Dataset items
+++++
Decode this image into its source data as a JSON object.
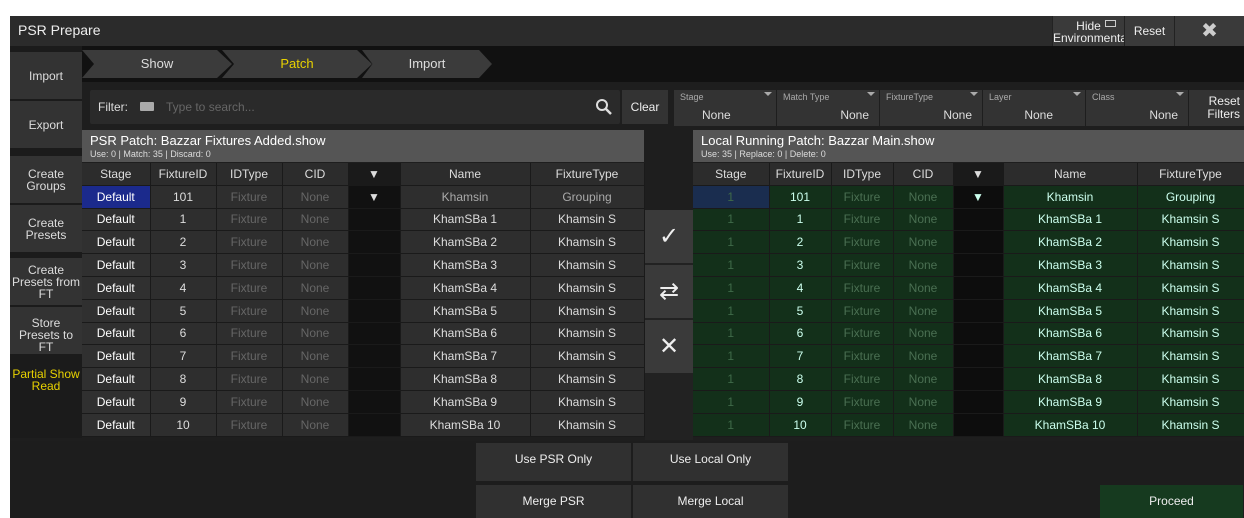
{
  "window": {
    "title": "PSR Prepare",
    "hide_env": "Hide Environmental",
    "reset": "Reset",
    "close_icon": "close-icon"
  },
  "sidebar": {
    "import": "Import",
    "export": "Export",
    "create_groups": "Create Groups",
    "create_presets": "Create Presets",
    "create_presets_ft": "Create Presets from FT",
    "store_presets": "Store Presets to FT",
    "partial_read": "Partial Show Read"
  },
  "tabs": [
    "Show",
    "Patch",
    "Import"
  ],
  "filter": {
    "label": "Filter:",
    "placeholder": "Type to search...",
    "clear": "Clear",
    "reset_filters": "Reset Filters"
  },
  "filters": [
    {
      "label": "Stage",
      "value": "None"
    },
    {
      "label": "Match Type",
      "value": "None"
    },
    {
      "label": "FixtureType",
      "value": "None"
    },
    {
      "label": "Layer",
      "value": "None"
    },
    {
      "label": "Class",
      "value": "None"
    }
  ],
  "left_panel": {
    "title": "PSR Patch: Bazzar Fixtures Added.show",
    "stats": "Use: 0 | Match: 35 | Discard: 0",
    "headers": [
      "Stage",
      "FixtureID",
      "IDType",
      "CID",
      "▼",
      "Name",
      "FixtureType"
    ],
    "rows": [
      [
        "Default",
        "101",
        "Fixture",
        "None",
        "▼",
        "Khamsin",
        "Grouping"
      ],
      [
        "Default",
        "1",
        "Fixture",
        "None",
        "",
        "KhamSBa 1",
        "Khamsin S"
      ],
      [
        "Default",
        "2",
        "Fixture",
        "None",
        "",
        "KhamSBa 2",
        "Khamsin S"
      ],
      [
        "Default",
        "3",
        "Fixture",
        "None",
        "",
        "KhamSBa 3",
        "Khamsin S"
      ],
      [
        "Default",
        "4",
        "Fixture",
        "None",
        "",
        "KhamSBa 4",
        "Khamsin S"
      ],
      [
        "Default",
        "5",
        "Fixture",
        "None",
        "",
        "KhamSBa 5",
        "Khamsin S"
      ],
      [
        "Default",
        "6",
        "Fixture",
        "None",
        "",
        "KhamSBa 6",
        "Khamsin S"
      ],
      [
        "Default",
        "7",
        "Fixture",
        "None",
        "",
        "KhamSBa 7",
        "Khamsin S"
      ],
      [
        "Default",
        "8",
        "Fixture",
        "None",
        "",
        "KhamSBa 8",
        "Khamsin S"
      ],
      [
        "Default",
        "9",
        "Fixture",
        "None",
        "",
        "KhamSBa 9",
        "Khamsin S"
      ],
      [
        "Default",
        "10",
        "Fixture",
        "None",
        "",
        "KhamSBa 10",
        "Khamsin S"
      ]
    ]
  },
  "right_panel": {
    "title": "Local Running Patch: Bazzar Main.show",
    "stats": "Use: 35 | Replace: 0 | Delete: 0",
    "headers": [
      "Stage",
      "FixtureID",
      "IDType",
      "CID",
      "▼",
      "Name",
      "FixtureType"
    ],
    "rows": [
      [
        "1",
        "101",
        "Fixture",
        "None",
        "▼",
        "Khamsin",
        "Grouping"
      ],
      [
        "1",
        "1",
        "Fixture",
        "None",
        "",
        "KhamSBa 1",
        "Khamsin S"
      ],
      [
        "1",
        "2",
        "Fixture",
        "None",
        "",
        "KhamSBa 2",
        "Khamsin S"
      ],
      [
        "1",
        "3",
        "Fixture",
        "None",
        "",
        "KhamSBa 3",
        "Khamsin S"
      ],
      [
        "1",
        "4",
        "Fixture",
        "None",
        "",
        "KhamSBa 4",
        "Khamsin S"
      ],
      [
        "1",
        "5",
        "Fixture",
        "None",
        "",
        "KhamSBa 5",
        "Khamsin S"
      ],
      [
        "1",
        "6",
        "Fixture",
        "None",
        "",
        "KhamSBa 6",
        "Khamsin S"
      ],
      [
        "1",
        "7",
        "Fixture",
        "None",
        "",
        "KhamSBa 7",
        "Khamsin S"
      ],
      [
        "1",
        "8",
        "Fixture",
        "None",
        "",
        "KhamSBa 8",
        "Khamsin S"
      ],
      [
        "1",
        "9",
        "Fixture",
        "None",
        "",
        "KhamSBa 9",
        "Khamsin S"
      ],
      [
        "1",
        "10",
        "Fixture",
        "None",
        "",
        "KhamSBa 10",
        "Khamsin S"
      ]
    ]
  },
  "middle_icons": [
    "check-icon",
    "swap-icon",
    "cross-icon"
  ],
  "bottom": {
    "use_psr": "Use PSR Only",
    "use_local": "Use Local Only",
    "merge_psr": "Merge PSR",
    "merge_local": "Merge Local",
    "proceed": "Proceed"
  },
  "colors": {
    "selected": "#1b2a8c",
    "local_green": "#13301a",
    "partial_read": "#e8d200",
    "active_tab": "#e8d200"
  }
}
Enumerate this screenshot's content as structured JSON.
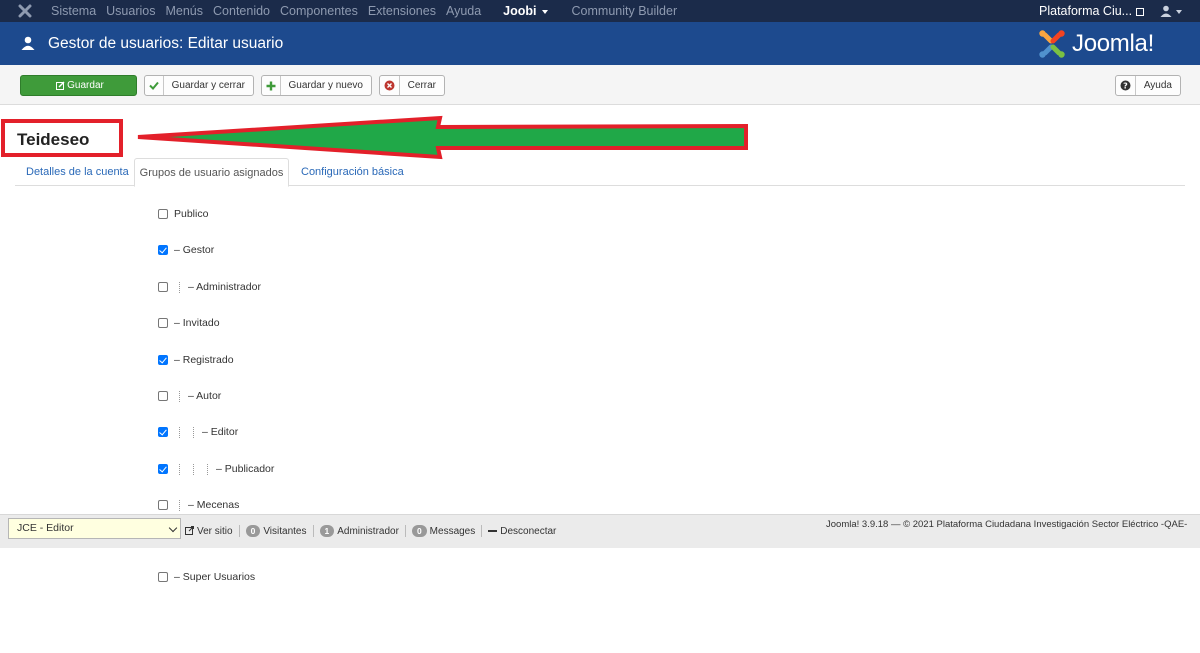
+++++
## Requirements:
The pictures should not be reproduced; quote all of the other material exactly.

## Task response:
Decode this image into its source data as a JSON object.
{
  "window": {
    "title": "PSR Prepare",
    "hide_env": "Hide Environmental",
    "reset": "Reset",
    "close_icon": "close-icon"
  },
  "sidebar": {
    "import": "Import",
    "export": "Export",
    "create_groups": "Create Groups",
    "create_presets": "Create Presets",
    "create_presets_ft": "Create Presets from FT",
    "store_presets": "Store Presets to FT",
    "partial_read": "Partial Show Read"
  },
  "tabs": [
    "Show",
    "Patch",
    "Import"
  ],
  "filter": {
    "label": "Filter:",
    "placeholder": "Type to search...",
    "clear": "Clear",
    "reset_filters": "Reset Filters"
  },
  "filters": [
    {
      "label": "Stage",
      "value": "None"
    },
    {
      "label": "Match Type",
      "value": "None"
    },
    {
      "label": "FixtureType",
      "value": "None"
    },
    {
      "label": "Layer",
      "value": "None"
    },
    {
      "label": "Class",
      "value": "None"
    }
  ],
  "left_panel": {
    "title": "PSR Patch: Bazzar Fixtures Added.show",
    "stats": "Use: 0 | Match: 35 | Discard: 0",
    "headers": [
      "Stage",
      "FixtureID",
      "IDType",
      "CID",
      "▼",
      "Name",
      "FixtureType"
    ],
    "rows": [
      [
        "Default",
        "101",
        "Fixture",
        "None",
        "▼",
        "Khamsin",
        "Grouping"
      ],
      [
        "Default",
        "1",
        "Fixture",
        "None",
        "",
        "KhamSBa 1",
        "Khamsin S"
      ],
      [
        "Default",
        "2",
        "Fixture",
        "None",
        "",
        "KhamSBa 2",
        "Khamsin S"
      ],
      [
        "Default",
        "3",
        "Fixture",
        "None",
        "",
        "KhamSBa 3",
        "Khamsin S"
      ],
      [
        "Default",
        "4",
        "Fixture",
        "None",
        "",
        "KhamSBa 4",
        "Khamsin S"
      ],
      [
        "Default",
        "5",
        "Fixture",
        "None",
        "",
        "KhamSBa 5",
        "Khamsin S"
      ],
      [
        "Default",
        "6",
        "Fixture",
        "None",
        "",
        "KhamSBa 6",
        "Khamsin S"
      ],
      [
        "Default",
        "7",
        "Fixture",
        "None",
        "",
        "KhamSBa 7",
        "Khamsin S"
      ],
      [
        "Default",
        "8",
        "Fixture",
        "None",
        "",
        "KhamSBa 8",
        "Khamsin S"
      ],
      [
        "Default",
        "9",
        "Fixture",
        "None",
        "",
        "KhamSBa 9",
        "Khamsin S"
      ],
      [
        "Default",
        "10",
        "Fixture",
        "None",
        "",
        "KhamSBa 10",
        "Khamsin S"
      ]
    ]
  },
  "right_panel": {
    "title": "Local Running Patch: Bazzar Main.show",
    "stats": "Use: 35 | Replace: 0 | Delete: 0",
    "headers": [
      "Stage",
      "FixtureID",
      "IDType",
      "CID",
      "▼",
      "Name",
      "FixtureType"
    ],
    "rows": [
      [
        "1",
        "101",
        "Fixture",
        "None",
        "▼",
        "Khamsin",
        "Grouping"
      ],
      [
        "1",
        "1",
        "Fixture",
        "None",
        "",
        "KhamSBa 1",
        "Khamsin S"
      ],
      [
        "1",
        "2",
        "Fixture",
        "None",
        "",
        "KhamSBa 2",
        "Khamsin S"
      ],
      [
        "1",
        "3",
        "Fixture",
        "None",
        "",
        "KhamSBa 3",
        "Khamsin S"
      ],
      [
        "1",
        "4",
        "Fixture",
        "None",
        "",
        "KhamSBa 4",
        "Khamsin S"
      ],
      [
        "1",
        "5",
        "Fixture",
        "None",
        "",
        "KhamSBa 5",
        "Khamsin S"
      ],
      [
        "1",
        "6",
        "Fixture",
        "None",
        "",
        "KhamSBa 6",
        "Khamsin S"
      ],
      [
        "1",
        "7",
        "Fixture",
        "None",
        "",
        "KhamSBa 7",
        "Khamsin S"
      ],
      [
        "1",
        "8",
        "Fixture",
        "None",
        "",
        "KhamSBa 8",
        "Khamsin S"
      ],
      [
        "1",
        "9",
        "Fixture",
        "None",
        "",
        "KhamSBa 9",
        "Khamsin S"
      ],
      [
        "1",
        "10",
        "Fixture",
        "None",
        "",
        "KhamSBa 10",
        "Khamsin S"
      ]
    ]
  },
  "middle_icons": [
    "check-icon",
    "swap-icon",
    "cross-icon"
  ],
  "bottom": {
    "use_psr": "Use PSR Only",
    "use_local": "Use Local Only",
    "merge_psr": "Merge PSR",
    "merge_local": "Merge Local",
    "proceed": "Proceed"
  },
  "colors": {
    "selected": "#1b2a8c",
    "local_green": "#13301a",
    "partial_read": "#e8d200",
    "active_tab": "#e8d200"
  }
}
Enumerate this screenshot's content as structured JSON.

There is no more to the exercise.